EXERCISE REQUIREMENTS: List all lines of the data containing the word "city".
[start AVAILABLE RECORDS]
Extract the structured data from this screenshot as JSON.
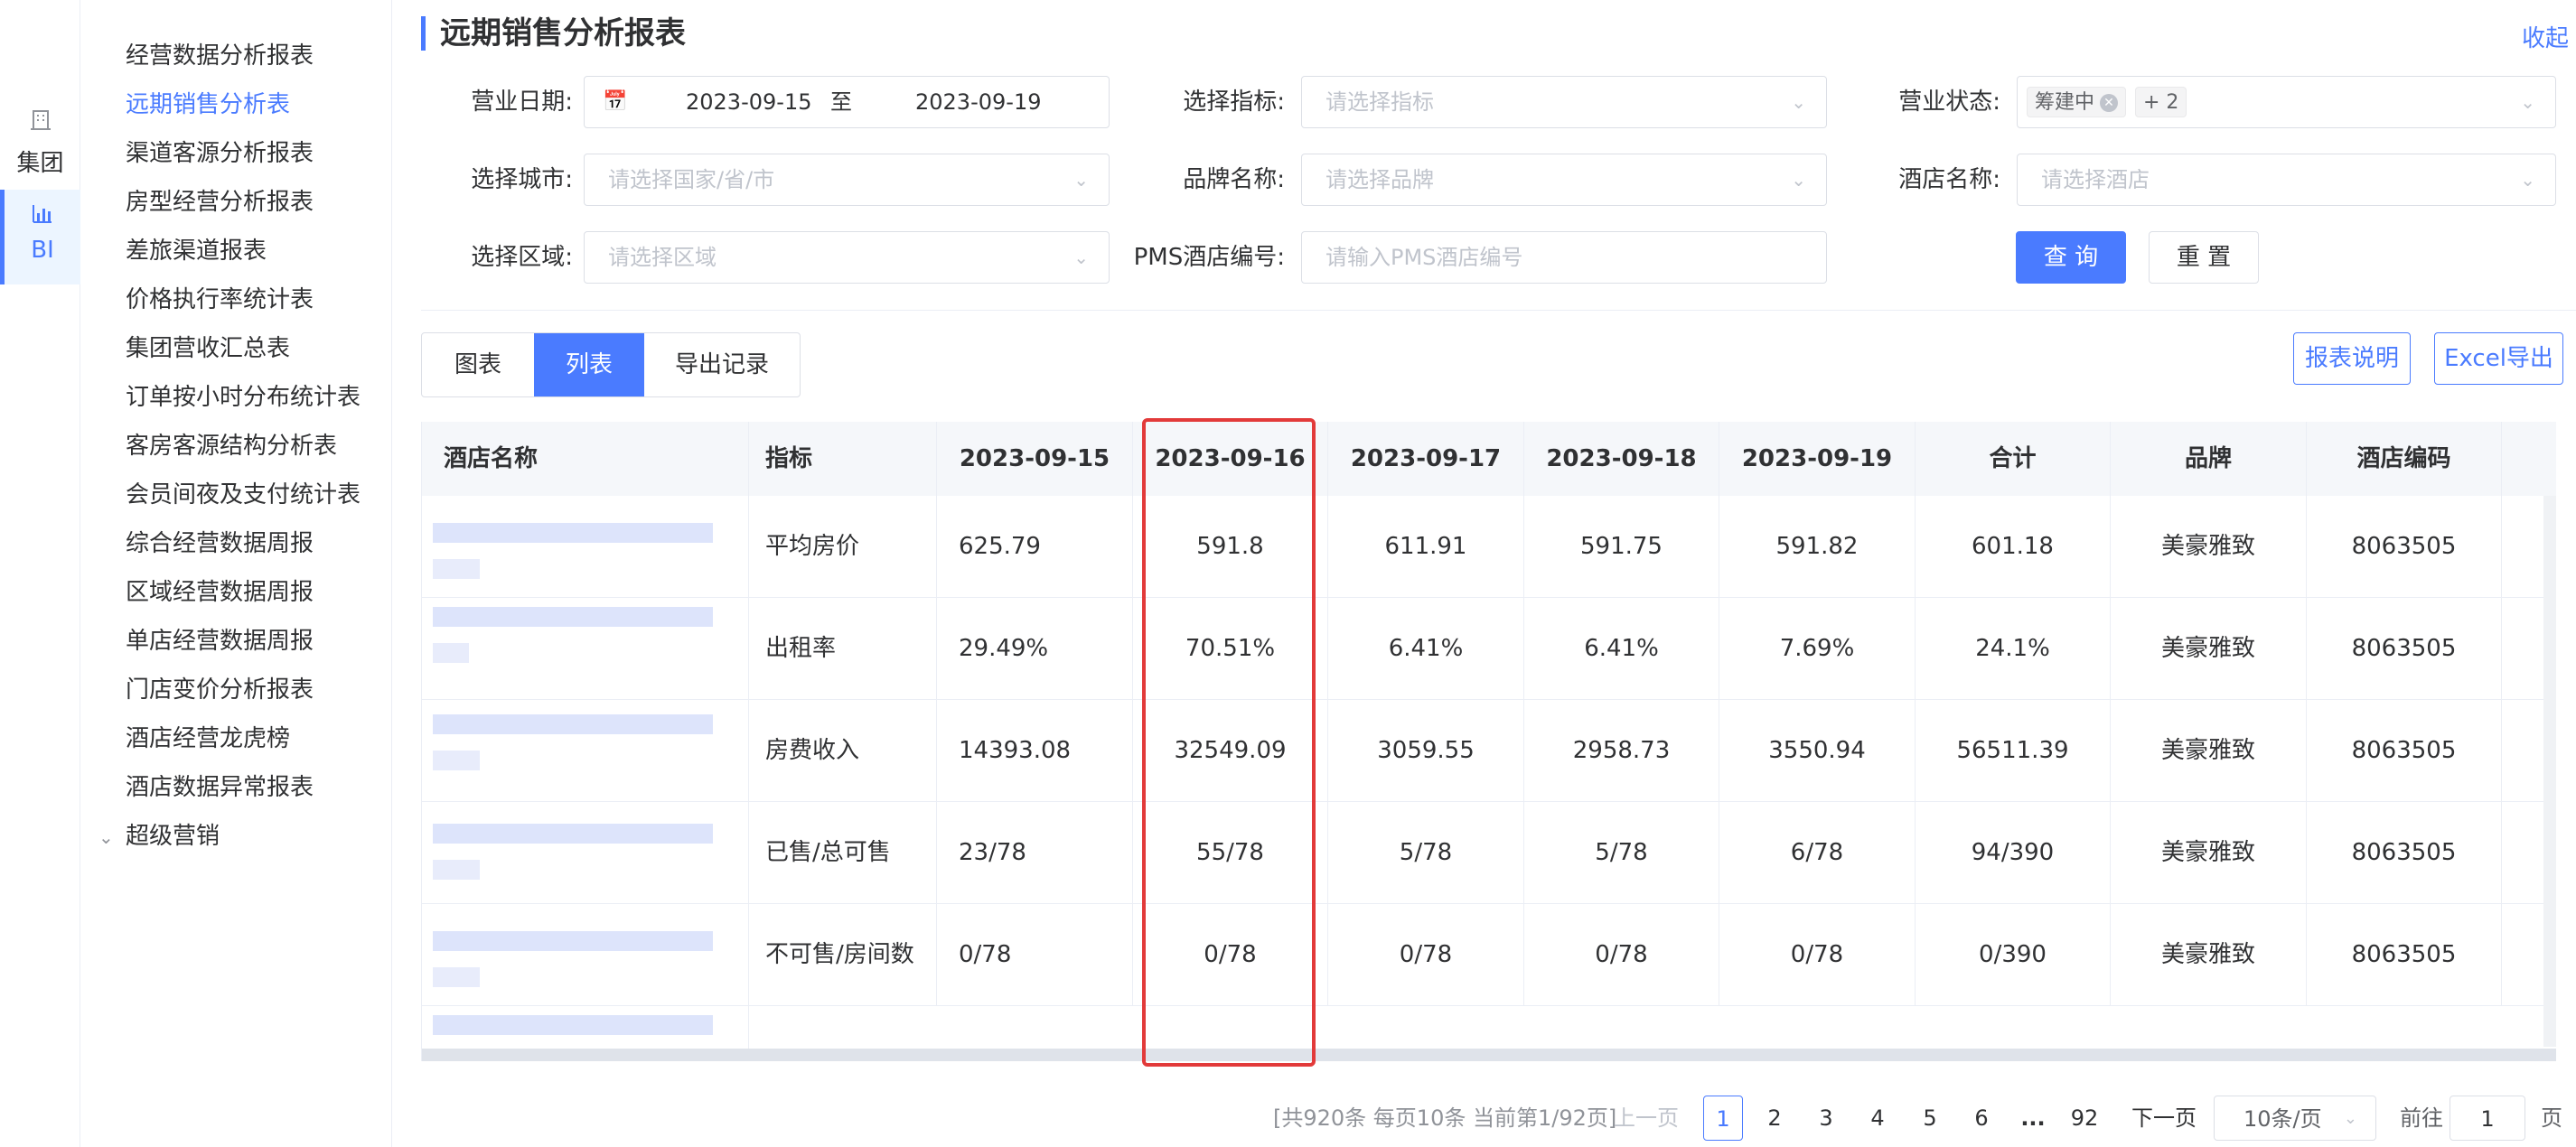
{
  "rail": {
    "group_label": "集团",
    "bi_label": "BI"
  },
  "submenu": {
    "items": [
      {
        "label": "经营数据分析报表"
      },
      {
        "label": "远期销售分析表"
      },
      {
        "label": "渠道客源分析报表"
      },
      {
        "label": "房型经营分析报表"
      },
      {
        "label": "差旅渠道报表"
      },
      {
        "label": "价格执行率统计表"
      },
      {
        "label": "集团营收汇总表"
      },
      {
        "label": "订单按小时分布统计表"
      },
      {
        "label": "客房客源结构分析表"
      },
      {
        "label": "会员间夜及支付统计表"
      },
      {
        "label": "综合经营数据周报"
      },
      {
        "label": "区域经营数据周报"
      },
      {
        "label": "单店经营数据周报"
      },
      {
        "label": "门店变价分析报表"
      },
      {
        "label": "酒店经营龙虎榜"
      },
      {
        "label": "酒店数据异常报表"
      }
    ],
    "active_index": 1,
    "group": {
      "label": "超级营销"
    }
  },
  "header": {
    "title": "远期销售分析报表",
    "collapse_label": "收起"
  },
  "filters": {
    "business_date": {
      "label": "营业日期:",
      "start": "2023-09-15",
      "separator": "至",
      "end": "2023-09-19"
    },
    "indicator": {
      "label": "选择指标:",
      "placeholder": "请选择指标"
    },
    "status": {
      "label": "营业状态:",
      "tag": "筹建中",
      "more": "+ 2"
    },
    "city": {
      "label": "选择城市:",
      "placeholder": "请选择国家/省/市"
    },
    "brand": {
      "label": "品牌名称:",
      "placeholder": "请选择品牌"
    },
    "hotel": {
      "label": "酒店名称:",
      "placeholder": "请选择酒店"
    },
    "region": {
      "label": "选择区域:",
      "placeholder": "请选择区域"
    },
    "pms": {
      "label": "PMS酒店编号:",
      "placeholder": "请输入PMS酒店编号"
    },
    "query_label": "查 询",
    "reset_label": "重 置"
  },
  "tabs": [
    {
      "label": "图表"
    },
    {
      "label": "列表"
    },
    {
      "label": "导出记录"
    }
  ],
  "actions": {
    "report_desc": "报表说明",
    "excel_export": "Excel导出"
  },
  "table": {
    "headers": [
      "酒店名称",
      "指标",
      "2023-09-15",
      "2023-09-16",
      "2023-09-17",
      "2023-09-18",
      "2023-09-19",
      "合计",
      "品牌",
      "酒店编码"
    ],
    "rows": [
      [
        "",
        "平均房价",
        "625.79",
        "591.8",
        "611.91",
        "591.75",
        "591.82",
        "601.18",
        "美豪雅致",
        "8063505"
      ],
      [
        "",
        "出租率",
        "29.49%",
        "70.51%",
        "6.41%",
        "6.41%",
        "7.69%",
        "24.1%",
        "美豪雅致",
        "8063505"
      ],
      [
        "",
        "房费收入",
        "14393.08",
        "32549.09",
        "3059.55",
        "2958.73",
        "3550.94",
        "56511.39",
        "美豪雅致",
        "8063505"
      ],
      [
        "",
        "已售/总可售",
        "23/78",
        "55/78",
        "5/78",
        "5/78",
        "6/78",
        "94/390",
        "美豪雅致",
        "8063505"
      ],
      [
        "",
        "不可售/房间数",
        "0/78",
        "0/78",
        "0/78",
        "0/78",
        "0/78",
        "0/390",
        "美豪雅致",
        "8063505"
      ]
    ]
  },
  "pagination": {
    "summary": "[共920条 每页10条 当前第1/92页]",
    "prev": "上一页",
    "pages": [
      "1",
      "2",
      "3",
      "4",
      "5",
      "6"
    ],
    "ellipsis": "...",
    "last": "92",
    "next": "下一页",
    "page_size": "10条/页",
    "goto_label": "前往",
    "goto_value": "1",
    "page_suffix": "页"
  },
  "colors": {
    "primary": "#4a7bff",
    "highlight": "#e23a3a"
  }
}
[end AVAILABLE RECORDS]
[start AVAILABLE RECORDS]
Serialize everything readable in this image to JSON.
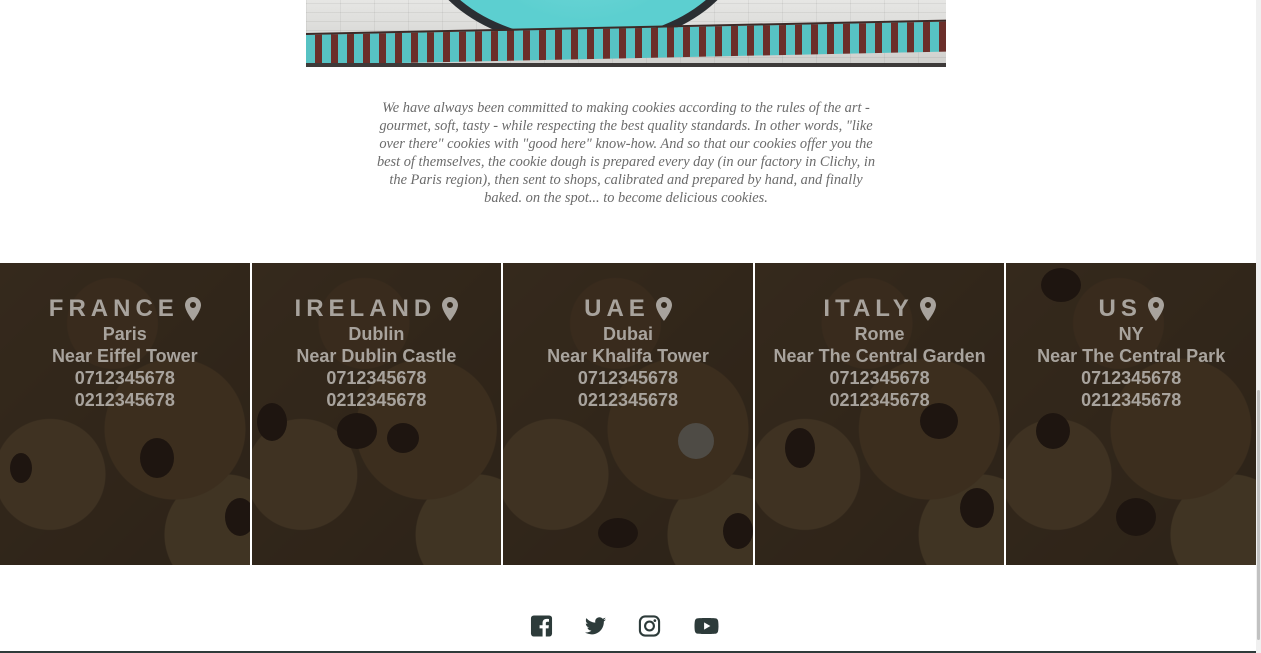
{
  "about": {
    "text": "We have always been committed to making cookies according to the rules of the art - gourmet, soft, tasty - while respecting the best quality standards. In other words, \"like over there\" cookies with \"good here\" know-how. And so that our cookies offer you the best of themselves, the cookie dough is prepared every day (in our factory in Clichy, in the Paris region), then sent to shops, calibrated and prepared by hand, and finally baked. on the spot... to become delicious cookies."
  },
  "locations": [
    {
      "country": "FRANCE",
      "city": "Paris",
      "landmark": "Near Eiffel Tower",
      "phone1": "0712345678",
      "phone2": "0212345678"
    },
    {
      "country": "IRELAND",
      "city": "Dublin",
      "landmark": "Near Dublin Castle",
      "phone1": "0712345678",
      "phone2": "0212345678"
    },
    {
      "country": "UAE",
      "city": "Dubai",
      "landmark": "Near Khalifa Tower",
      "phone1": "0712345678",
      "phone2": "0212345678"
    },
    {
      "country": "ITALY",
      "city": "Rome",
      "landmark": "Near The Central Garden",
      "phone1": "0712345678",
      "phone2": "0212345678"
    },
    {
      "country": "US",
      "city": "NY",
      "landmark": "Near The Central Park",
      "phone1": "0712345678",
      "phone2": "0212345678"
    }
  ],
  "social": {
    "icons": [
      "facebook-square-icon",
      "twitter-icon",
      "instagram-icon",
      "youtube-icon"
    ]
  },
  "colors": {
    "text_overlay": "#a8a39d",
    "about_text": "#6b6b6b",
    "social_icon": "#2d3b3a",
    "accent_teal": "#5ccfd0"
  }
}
[end AVAILABLE RECORDS]
TASK OUTPUT:
    "city": {
      "city": "Paris",
      "city": "Dublin",
      "city": "Dubai",
      "city": "Rome",
      "city": "NY",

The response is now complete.